▶ [EXERCISE INSTRUCTIONS]:
Gather every line holding the string "荆楚文物".

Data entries
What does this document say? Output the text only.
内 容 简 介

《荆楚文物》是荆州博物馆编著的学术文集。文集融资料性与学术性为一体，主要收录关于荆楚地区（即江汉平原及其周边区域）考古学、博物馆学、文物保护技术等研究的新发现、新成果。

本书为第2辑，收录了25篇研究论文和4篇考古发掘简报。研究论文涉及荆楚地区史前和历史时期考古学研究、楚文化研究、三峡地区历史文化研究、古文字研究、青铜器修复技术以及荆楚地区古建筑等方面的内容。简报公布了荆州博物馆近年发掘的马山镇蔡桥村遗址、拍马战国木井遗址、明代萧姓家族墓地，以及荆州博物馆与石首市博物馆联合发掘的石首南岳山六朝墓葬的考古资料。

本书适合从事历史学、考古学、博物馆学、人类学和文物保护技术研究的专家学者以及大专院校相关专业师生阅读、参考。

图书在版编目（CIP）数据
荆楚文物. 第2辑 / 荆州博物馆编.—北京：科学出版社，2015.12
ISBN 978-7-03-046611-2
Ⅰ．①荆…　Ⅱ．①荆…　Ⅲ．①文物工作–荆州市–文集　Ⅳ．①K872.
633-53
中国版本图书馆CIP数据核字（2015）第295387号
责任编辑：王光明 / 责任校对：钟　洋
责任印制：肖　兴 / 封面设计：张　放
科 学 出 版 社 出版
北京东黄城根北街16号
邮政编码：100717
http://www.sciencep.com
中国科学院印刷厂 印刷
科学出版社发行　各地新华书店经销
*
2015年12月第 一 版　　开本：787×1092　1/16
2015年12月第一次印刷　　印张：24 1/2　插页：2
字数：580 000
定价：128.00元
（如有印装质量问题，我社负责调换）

▶ [THE RESULT]:
《荆楚文物》是荆州博物馆编著的学术文集。文集融资料性与学术性为一体，主要收录关于荆楚地区（即江汉平原及其周边区域）考古学、博物馆学、文物保护技术等研究的新发现、新成果。
荆楚文物. 第2辑 / 荆州博物馆编.—北京：科学出版社，2015.12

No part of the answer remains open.